[Begin DOCUMENT EXCERPT]

Charlie Jane: [00:17:16] So, you say that people had already theorized that these things that we thought were nebulas might be galaxies, but how did we come up with the idea that there was such a thing as a galaxy. That the stars aren't just like equally spread across the universe.
Annalee: [00:17:29] I mean, that's really because of Hubble's announcement, using Leavitt's standard candles. So, people knew that there were tons of stars spread out everywhere and they assumed that the earth and our star were kind of nestled in like a giant milky way. And everything was inside. So, it was believed basically until Hubble's announcement, it was believed that there was one galaxy and we were in it.
Charlie Jane: [00:17:57] Oh, okay. So now we have the Hubble Space Telescope, named after Edwin Hubble. And what has it told us about galaxies that we didn't already know?
Annalee: [00:18:08] So, it's told us a bunch of stuff, but the really big deal from the Hubble telescope came in 1995 when Scientists who've been working on the telescope for about 16 years knitted together a bunch of images they'd taken that were the deepest images of the universe that had ever been produced.
[00:18:27] And they put all those images together in a mosaic, which was called the Hubble Deep Field Image. It showed about a quarter of a billion galaxies. And the image was gorgeous. Like, you can see it online. I personally remember when it came out. It's just incredible because you can just visualize all of these stars and it was astonishing because you realize as you look at it, that galaxies aren't all spirals. They come in a ton of shapes and sizes and colors, and suddenly the universe looked a lot bigger and weirder than it ever had.

[End DOCUMENT EXCERPT]
[Begin PROVIDED DATA]

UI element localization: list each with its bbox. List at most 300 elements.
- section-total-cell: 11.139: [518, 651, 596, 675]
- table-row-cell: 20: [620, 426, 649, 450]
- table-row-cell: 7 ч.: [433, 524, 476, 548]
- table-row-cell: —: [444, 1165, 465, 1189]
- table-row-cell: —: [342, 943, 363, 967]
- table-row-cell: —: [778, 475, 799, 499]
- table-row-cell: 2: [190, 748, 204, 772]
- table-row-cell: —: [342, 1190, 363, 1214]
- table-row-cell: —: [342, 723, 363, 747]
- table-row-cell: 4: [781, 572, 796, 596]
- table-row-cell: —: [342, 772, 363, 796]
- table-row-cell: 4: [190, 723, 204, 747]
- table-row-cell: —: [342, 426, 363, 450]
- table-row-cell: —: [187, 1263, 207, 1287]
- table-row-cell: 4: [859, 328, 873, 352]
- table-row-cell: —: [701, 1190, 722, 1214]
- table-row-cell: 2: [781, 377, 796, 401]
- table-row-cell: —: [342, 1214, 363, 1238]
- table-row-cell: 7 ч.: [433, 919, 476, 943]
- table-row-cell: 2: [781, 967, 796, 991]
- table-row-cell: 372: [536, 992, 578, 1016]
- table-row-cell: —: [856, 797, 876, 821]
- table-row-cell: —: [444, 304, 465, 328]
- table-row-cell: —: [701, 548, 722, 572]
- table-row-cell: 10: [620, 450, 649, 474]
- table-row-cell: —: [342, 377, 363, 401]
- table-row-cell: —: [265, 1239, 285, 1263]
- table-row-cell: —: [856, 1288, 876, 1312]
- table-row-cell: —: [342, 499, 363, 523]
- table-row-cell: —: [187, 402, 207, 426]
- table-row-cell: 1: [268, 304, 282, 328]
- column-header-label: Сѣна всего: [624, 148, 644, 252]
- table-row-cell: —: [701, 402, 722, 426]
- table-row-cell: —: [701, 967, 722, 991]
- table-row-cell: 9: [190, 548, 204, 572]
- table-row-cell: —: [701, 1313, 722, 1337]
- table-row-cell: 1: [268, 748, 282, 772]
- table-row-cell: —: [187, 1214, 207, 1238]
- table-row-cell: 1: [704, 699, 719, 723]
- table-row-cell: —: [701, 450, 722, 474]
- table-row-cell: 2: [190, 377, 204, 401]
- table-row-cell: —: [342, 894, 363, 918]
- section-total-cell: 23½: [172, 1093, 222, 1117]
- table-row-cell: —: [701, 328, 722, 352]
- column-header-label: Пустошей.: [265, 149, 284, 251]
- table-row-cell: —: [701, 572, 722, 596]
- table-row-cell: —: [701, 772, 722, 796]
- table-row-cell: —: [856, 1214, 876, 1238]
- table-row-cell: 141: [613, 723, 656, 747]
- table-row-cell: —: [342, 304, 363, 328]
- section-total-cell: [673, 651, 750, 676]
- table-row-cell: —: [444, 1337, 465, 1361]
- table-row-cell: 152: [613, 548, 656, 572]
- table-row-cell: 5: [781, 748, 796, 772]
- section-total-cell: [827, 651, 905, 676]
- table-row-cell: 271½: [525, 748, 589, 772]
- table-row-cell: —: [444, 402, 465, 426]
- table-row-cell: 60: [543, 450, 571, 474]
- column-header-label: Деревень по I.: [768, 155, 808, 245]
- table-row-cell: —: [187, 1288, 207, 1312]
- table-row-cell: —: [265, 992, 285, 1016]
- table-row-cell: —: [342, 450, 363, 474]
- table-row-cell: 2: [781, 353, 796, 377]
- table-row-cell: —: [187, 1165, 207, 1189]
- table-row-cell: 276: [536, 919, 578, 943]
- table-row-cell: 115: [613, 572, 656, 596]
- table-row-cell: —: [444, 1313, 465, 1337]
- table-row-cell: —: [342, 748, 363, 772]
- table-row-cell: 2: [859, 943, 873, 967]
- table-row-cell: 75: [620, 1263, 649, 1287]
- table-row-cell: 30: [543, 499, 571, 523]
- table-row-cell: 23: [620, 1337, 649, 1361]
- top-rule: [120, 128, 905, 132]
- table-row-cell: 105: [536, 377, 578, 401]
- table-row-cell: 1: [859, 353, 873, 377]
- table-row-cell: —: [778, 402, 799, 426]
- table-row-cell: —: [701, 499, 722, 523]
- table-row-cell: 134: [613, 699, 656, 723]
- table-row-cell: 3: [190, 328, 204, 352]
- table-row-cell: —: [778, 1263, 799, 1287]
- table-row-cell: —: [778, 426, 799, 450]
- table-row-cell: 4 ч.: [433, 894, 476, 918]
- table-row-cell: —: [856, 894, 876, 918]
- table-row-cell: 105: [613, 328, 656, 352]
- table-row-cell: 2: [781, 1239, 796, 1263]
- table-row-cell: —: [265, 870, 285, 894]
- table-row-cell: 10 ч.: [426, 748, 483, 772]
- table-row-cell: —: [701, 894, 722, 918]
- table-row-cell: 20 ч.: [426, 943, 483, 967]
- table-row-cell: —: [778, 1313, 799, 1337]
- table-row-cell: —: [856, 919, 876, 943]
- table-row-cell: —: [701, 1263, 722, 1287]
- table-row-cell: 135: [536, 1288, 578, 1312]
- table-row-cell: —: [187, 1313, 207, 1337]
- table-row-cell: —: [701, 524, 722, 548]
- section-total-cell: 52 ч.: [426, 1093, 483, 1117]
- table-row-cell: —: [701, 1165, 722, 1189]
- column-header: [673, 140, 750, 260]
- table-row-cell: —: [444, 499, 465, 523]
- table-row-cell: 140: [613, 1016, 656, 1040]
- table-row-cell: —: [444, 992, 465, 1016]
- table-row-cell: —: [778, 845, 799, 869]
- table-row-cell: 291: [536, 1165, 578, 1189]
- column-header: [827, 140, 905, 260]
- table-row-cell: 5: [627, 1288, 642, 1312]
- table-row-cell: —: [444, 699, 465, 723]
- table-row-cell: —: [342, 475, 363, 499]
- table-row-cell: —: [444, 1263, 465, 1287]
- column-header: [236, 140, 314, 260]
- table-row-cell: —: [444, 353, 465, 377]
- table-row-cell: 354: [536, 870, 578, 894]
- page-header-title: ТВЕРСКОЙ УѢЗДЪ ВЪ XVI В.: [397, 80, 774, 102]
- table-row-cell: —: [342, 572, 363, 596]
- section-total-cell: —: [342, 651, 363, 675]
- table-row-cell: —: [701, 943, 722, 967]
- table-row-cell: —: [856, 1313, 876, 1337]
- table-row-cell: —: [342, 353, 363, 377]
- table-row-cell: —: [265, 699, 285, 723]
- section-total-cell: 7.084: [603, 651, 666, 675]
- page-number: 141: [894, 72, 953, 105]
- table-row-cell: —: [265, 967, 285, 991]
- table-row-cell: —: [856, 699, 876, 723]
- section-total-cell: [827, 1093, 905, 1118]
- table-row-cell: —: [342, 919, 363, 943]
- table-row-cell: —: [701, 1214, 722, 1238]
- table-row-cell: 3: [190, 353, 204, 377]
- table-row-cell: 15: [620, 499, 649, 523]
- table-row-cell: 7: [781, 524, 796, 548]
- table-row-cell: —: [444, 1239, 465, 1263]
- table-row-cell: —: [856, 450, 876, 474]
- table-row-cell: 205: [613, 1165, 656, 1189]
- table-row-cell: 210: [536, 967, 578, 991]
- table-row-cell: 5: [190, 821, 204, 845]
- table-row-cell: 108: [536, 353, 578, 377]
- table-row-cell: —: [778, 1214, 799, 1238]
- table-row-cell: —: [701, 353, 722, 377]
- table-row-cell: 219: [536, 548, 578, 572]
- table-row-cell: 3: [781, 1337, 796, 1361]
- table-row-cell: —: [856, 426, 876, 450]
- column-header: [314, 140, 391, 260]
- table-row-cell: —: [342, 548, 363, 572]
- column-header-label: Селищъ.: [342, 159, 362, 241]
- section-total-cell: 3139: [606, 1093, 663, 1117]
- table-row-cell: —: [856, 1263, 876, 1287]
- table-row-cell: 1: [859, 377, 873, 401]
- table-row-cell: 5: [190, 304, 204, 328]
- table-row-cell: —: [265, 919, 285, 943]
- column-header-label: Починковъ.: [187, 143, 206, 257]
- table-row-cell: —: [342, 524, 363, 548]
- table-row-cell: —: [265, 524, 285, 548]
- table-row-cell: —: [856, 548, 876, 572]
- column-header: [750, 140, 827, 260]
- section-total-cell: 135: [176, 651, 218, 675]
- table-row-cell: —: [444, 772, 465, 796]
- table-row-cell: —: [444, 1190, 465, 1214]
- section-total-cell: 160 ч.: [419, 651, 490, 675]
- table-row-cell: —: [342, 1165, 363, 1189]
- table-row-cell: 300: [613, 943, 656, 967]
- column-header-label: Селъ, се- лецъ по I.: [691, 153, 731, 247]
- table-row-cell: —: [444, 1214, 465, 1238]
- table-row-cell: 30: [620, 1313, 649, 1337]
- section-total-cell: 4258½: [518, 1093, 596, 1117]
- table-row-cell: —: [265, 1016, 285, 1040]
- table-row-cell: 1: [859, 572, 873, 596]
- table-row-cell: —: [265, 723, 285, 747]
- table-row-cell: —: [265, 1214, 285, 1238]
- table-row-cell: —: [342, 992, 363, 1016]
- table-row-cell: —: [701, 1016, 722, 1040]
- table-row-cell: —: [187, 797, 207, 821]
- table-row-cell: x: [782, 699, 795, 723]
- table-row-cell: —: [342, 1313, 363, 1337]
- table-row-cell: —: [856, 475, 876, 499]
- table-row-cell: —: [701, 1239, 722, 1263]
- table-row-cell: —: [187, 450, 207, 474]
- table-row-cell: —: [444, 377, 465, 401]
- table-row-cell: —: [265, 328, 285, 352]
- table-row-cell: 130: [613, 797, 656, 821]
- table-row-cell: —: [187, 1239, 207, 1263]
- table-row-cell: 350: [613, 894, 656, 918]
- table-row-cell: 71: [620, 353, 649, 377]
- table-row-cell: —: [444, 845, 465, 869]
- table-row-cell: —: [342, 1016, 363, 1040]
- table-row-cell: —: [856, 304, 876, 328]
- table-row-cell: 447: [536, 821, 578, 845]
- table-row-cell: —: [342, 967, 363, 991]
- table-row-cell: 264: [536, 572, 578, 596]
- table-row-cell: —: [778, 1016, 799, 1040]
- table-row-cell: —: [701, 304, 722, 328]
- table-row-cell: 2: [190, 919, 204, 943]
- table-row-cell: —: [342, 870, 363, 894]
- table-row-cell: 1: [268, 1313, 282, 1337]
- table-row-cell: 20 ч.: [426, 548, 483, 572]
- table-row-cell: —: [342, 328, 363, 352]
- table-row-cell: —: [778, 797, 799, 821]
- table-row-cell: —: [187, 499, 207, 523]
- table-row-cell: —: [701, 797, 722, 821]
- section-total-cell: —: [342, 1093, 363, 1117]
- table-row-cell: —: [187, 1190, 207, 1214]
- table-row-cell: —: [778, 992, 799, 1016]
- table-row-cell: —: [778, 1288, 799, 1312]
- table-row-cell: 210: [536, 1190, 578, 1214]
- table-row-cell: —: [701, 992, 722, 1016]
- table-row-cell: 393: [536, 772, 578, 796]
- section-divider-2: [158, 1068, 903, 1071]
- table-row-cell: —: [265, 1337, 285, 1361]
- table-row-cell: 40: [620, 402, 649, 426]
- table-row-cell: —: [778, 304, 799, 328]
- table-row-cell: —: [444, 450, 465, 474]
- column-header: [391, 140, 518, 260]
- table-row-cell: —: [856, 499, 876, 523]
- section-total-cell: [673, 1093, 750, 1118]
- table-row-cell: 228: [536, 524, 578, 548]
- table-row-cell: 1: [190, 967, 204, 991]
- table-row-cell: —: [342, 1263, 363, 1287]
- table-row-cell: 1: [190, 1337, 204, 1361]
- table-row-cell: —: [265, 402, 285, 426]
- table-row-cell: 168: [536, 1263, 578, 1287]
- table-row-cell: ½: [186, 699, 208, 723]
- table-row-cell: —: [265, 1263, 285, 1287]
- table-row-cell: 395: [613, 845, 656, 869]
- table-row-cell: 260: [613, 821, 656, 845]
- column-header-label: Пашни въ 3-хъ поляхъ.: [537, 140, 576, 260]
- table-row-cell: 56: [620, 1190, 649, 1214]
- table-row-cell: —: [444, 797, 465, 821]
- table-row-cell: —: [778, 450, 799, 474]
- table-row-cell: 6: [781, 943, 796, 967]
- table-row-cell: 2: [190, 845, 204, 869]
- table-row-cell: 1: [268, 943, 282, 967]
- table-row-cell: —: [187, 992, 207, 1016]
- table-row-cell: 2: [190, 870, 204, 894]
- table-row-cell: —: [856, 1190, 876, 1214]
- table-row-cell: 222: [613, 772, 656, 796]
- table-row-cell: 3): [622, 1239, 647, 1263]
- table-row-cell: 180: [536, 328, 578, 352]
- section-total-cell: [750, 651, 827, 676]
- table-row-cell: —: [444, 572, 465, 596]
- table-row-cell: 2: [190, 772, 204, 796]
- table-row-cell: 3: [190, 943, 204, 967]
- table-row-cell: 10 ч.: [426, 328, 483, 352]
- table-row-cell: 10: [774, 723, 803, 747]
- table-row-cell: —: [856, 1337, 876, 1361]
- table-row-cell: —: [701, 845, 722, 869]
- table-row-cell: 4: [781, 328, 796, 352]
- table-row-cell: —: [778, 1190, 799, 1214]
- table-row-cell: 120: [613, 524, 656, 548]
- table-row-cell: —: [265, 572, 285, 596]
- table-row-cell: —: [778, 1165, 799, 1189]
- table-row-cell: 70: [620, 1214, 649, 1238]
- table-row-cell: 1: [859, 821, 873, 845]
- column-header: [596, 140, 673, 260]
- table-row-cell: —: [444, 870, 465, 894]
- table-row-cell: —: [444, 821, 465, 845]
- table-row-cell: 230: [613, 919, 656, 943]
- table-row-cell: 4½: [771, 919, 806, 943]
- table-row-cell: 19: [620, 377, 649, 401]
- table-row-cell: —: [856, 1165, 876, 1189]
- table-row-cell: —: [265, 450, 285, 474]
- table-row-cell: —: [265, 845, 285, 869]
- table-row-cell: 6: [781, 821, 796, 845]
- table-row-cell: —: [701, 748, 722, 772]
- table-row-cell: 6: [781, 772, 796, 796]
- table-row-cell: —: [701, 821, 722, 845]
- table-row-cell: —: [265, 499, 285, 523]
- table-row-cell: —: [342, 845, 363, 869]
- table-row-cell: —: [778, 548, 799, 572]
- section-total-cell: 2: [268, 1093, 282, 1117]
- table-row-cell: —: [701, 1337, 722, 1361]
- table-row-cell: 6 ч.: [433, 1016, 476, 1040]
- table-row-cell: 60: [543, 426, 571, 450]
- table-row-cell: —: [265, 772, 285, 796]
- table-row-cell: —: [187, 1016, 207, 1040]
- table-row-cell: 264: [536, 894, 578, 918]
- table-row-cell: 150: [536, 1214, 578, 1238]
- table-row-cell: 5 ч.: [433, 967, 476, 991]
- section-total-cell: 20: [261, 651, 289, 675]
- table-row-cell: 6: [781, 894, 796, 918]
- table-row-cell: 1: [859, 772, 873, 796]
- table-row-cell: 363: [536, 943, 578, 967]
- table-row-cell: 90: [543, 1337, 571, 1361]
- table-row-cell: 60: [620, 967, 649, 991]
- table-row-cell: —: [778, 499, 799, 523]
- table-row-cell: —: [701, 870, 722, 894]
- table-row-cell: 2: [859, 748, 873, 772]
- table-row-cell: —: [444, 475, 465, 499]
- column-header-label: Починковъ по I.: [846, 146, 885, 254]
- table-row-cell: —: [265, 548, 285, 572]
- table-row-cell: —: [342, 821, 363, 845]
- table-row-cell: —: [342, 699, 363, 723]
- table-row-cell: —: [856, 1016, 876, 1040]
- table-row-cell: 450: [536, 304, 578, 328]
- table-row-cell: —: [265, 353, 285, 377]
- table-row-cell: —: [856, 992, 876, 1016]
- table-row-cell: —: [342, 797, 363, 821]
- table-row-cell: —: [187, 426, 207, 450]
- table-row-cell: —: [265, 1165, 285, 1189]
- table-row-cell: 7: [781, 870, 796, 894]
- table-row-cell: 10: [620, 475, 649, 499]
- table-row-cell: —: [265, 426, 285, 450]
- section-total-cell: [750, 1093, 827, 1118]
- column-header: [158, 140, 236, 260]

[End PROVIDED DATA]

# DIRECTION 1:
Answer these from the transcript on galaxies:
(a) Until Hubble's announcement, how many galaxies was it believed existed?
(b) In what year did the Hubble telescope's really big deal come?
(c) What name was given to the mosaic of images?
# DIRECTION 2:
Reproduce the part of the galaxy transcript that opens with the words containing "Charlie Jane: [00:17:16]" and closes with "didn't already know?".

# COMPLETE RESPONSE 1:
(a) One, and we were in it.
(b) 1995.
(c) The Hubble Deep Field Image.

# COMPLETE RESPONSE 2:
Charlie Jane: [00:17:16] So, you say that people had already theorized that these things that we thought were nebulas might be galaxies, but how did we come up with the idea that there was such a thing as a galaxy. That the stars aren't just like equally spread across the universe.
Annalee: [00:17:29] I mean, that's really because of Hubble's announcement, using Leavitt's standard candles. So, people knew that there were tons of stars spread out everywhere and they assumed that the earth and our star were kind of nestled in like a giant milky way. And everything was inside. So, it was believed basically until Hubble's announcement, it was believed that there was one galaxy and we were in it.
Charlie Jane: [00:17:57] Oh, okay. So now we have the Hubble Space Telescope, named after Edwin Hubble. And what has it told us about galaxies that we didn't already know?